━━━━━ MATERIAL ━━━━━

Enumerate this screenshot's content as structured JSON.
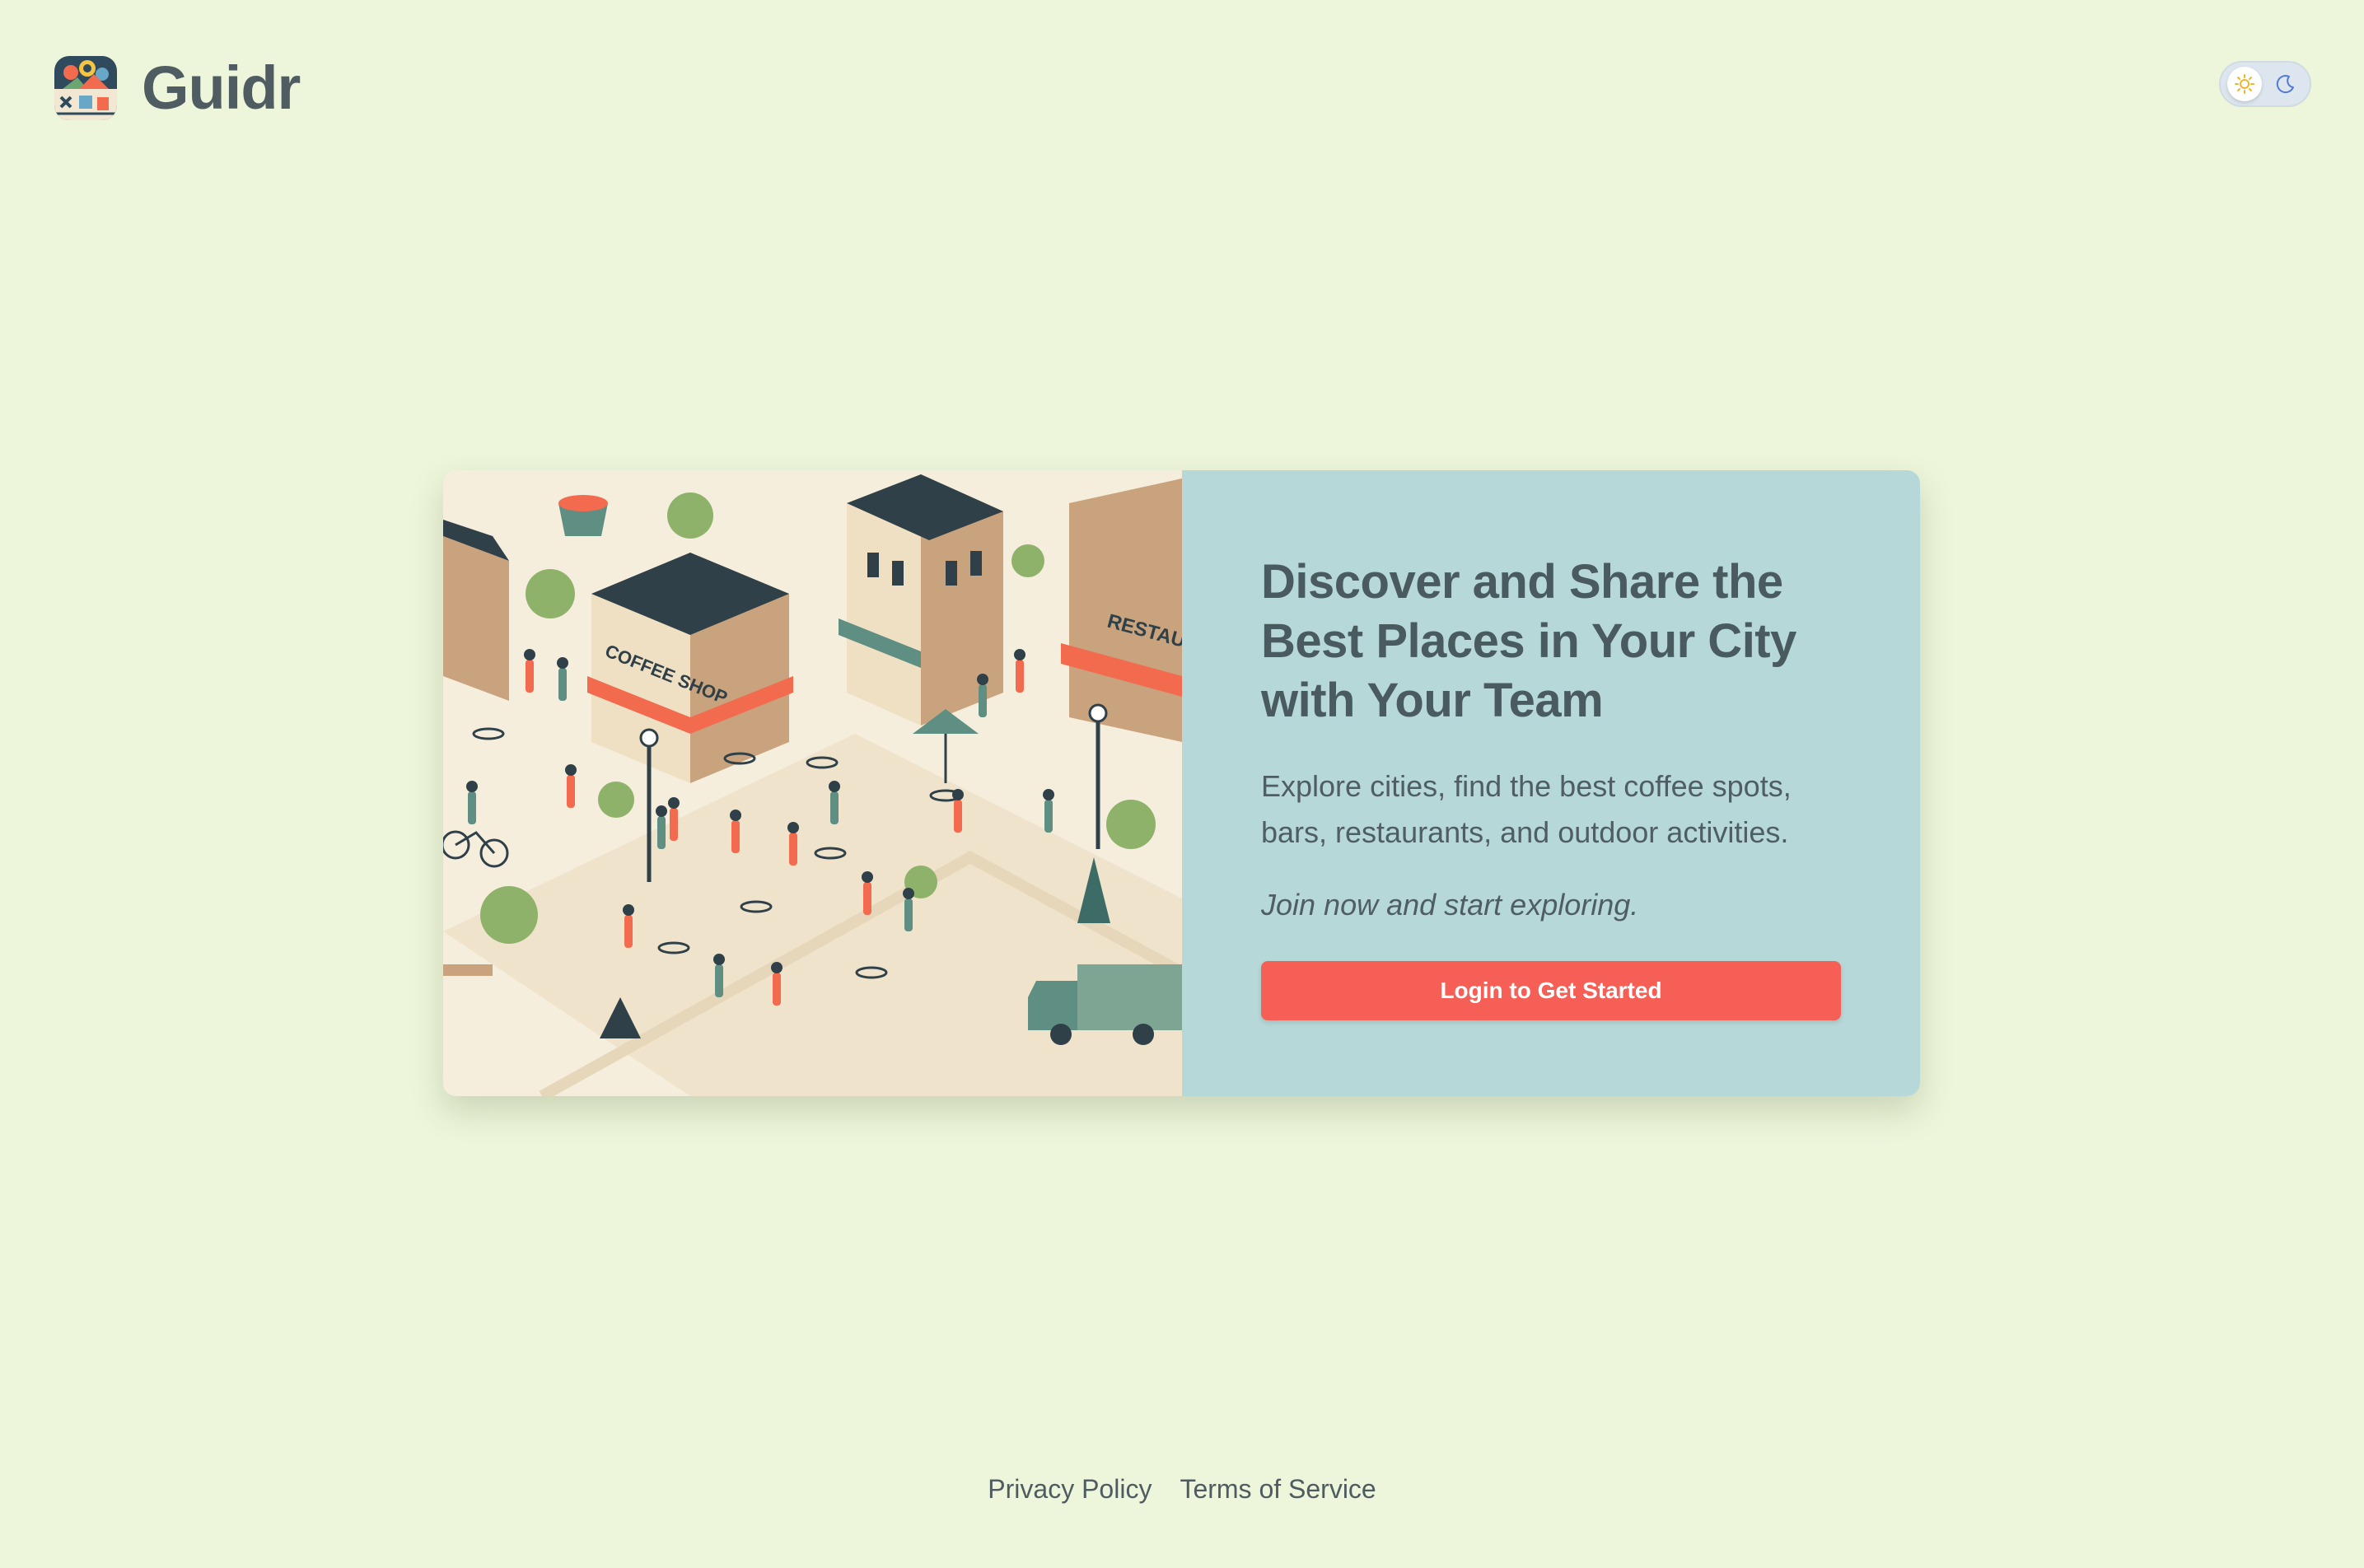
{
  "app": {
    "name": "Guidr"
  },
  "theme_toggle": {
    "light_icon": "sun-icon",
    "dark_icon": "moon-icon",
    "selected": "light"
  },
  "hero": {
    "illustration_icon": "city-street-illustration",
    "illustration_labels": {
      "coffee_shop": "COFFEE SHOP",
      "restaurant": "RESTAUR"
    },
    "title": "Discover and Share the Best Places in Your City with Your Team",
    "description": "Explore cities, find the best coffee spots, bars, restaurants, and outdoor activities.",
    "cta_text": "Join now and start exploring.",
    "login_button": "Login to Get Started"
  },
  "footer": {
    "links": [
      "Privacy Policy",
      "Terms of Service"
    ]
  },
  "colors": {
    "page_background": "#edf5da",
    "card_panel": "#b7d8d8",
    "button": "#f55f56",
    "text": "#4a5b60"
  }
}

━━━━━

**INSTRUCTION:** Repeat all the data as it stands, dropping any images it holds.

**PROBLEM SOLUTION:**
Enumerate this screenshot's content as structured JSON.
{
  "app": {
    "name": "Guidr"
  },
  "theme_toggle": {
    "light_icon": "sun-icon",
    "dark_icon": "moon-icon",
    "selected": "light"
  },
  "hero": {
    "illustration_icon": "city-street-illustration",
    "illustration_labels": {
      "coffee_shop": "COFFEE SHOP",
      "restaurant": "RESTAUR"
    },
    "title": "Discover and Share the Best Places in Your City with Your Team",
    "description": "Explore cities, find the best coffee spots, bars, restaurants, and outdoor activities.",
    "cta_text": "Join now and start exploring.",
    "login_button": "Login to Get Started"
  },
  "footer": {
    "links": [
      "Privacy Policy",
      "Terms of Service"
    ]
  },
  "colors": {
    "page_background": "#edf5da",
    "card_panel": "#b7d8d8",
    "button": "#f55f56",
    "text": "#4a5b60"
  }
}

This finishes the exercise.